- **TEXT UNDER STUDY**
<<<<

There is an acute shortage of health specialists in rural areas. In 2012, according to the World Bank, India had 0.7 doctors per thousand people. In contrast, the United Kingdom had 2.8 doctors per 1000 persons and China had 1.8 doctors per 1000 persons.
Barely 12.7% of India’s schools comply with the minimum norms laid down under the Right of Children to Free and Compulsory Education Act (RTE). There are huge differences between states; it ranges from 39% in Gujarat to less than 1% in Nagaland, Sikkim, Meghalaya, Tripura, and Lakshadweep. While almost all teachers in schools in Delhi, Gujarat, and Puducherry have the requisite academic qualifications, 70% of teachers in Meghalaya continue to lack the necessary qualifications. Where a child is born continues to determine a child’s destiny.
At the heart of this continued poor quality of provision is chronic under investment in public services. Despite India graduating to a lower-middle-income country and accounting for 1/5th of the global burden of disease burden, its public spending on health continues to hover around 1.3% of its GDP compared to the commitment made under the National Health Policy, 2017 to increase this to 2.5% of GDP by 2025.

>>>>

- **ACTIVITIES**
(a) Rewrite the paragraph of the text on public services in India that opens with "Barely 12.7% of India’s schools" as a short bulleted list that keeps its main facts.
(b) Output the part of the text on public services in India starting with "Barely 12.7% of" and going on through "a child’s destiny.", unchanged.
The rows come from a separate source.

(Stored data entries)
<<<<

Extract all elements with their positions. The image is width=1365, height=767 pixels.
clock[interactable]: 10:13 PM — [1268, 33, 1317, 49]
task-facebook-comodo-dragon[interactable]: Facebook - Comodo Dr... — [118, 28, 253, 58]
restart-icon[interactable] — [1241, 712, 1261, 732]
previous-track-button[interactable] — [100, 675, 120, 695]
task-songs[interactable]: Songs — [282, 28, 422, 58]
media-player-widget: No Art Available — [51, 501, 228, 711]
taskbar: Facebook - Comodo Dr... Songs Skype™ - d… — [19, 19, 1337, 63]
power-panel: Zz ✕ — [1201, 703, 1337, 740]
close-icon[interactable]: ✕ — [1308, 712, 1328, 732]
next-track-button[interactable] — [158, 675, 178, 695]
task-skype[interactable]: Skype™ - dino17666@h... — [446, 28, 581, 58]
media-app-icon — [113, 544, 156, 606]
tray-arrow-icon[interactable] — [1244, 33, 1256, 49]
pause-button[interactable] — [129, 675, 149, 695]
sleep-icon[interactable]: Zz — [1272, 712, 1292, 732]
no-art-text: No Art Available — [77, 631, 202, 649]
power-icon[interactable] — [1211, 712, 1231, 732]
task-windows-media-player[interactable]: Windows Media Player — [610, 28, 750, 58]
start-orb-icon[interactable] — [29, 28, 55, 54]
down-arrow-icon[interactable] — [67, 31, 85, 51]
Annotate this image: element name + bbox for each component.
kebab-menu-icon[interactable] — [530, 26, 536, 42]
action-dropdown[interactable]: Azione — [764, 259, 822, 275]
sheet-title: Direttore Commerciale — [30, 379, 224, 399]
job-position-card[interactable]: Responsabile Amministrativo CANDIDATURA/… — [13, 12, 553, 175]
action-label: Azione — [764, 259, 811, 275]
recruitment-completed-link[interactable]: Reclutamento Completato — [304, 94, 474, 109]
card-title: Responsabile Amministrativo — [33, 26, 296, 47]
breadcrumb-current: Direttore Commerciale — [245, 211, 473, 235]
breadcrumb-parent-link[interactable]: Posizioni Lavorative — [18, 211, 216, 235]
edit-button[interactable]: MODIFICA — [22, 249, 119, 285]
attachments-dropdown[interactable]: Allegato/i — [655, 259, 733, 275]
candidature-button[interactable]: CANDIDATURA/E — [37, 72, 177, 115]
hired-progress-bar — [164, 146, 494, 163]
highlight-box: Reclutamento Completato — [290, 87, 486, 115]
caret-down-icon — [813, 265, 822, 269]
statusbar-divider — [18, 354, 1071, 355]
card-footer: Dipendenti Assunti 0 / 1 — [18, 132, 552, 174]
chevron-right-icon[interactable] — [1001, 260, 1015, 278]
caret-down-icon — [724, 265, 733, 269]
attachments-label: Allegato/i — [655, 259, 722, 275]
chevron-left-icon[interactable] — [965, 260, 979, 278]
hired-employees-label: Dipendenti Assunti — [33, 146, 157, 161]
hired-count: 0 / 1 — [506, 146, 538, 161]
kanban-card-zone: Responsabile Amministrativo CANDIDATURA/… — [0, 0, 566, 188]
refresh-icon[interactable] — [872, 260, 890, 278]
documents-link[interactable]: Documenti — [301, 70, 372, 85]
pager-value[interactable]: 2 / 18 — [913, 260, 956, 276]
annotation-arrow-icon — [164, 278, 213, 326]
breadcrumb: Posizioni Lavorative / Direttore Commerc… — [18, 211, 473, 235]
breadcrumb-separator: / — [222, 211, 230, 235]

>>>>

- **OUTPUTS BY TASK**
(a)
- Only 12.7% of India’s schools meet the minimum norms of the Right of Children to Free and Compulsory Education Act (RTE).
- Compliance varies widely by state, from 39% in Gujarat to under 1% in Nagaland, Sikkim, Meghalaya, Tripura, and Lakshadweep.
- Almost all teachers in Delhi, Gujarat, and Puducherry have the required academic qualifications, but 70% of teachers in Meghalaya lack them.
- A child’s birthplace still determines the child’s destiny.

(b)
Barely 12.7% of India’s schools comply with the minimum norms laid down under the Right of Children to Free and Compulsory Education Act (RTE). There are huge differences between states; it ranges from 39% in Gujarat to less than 1% in Nagaland, Sikkim, Meghalaya, Tripura, and Lakshadweep. While almost all teachers in schools in Delhi, Gujarat, and Puducherry have the requisite academic qualifications, 70% of teachers in Meghalaya continue to lack the necessary qualifications. Where a child is born continues to determine a child’s destiny.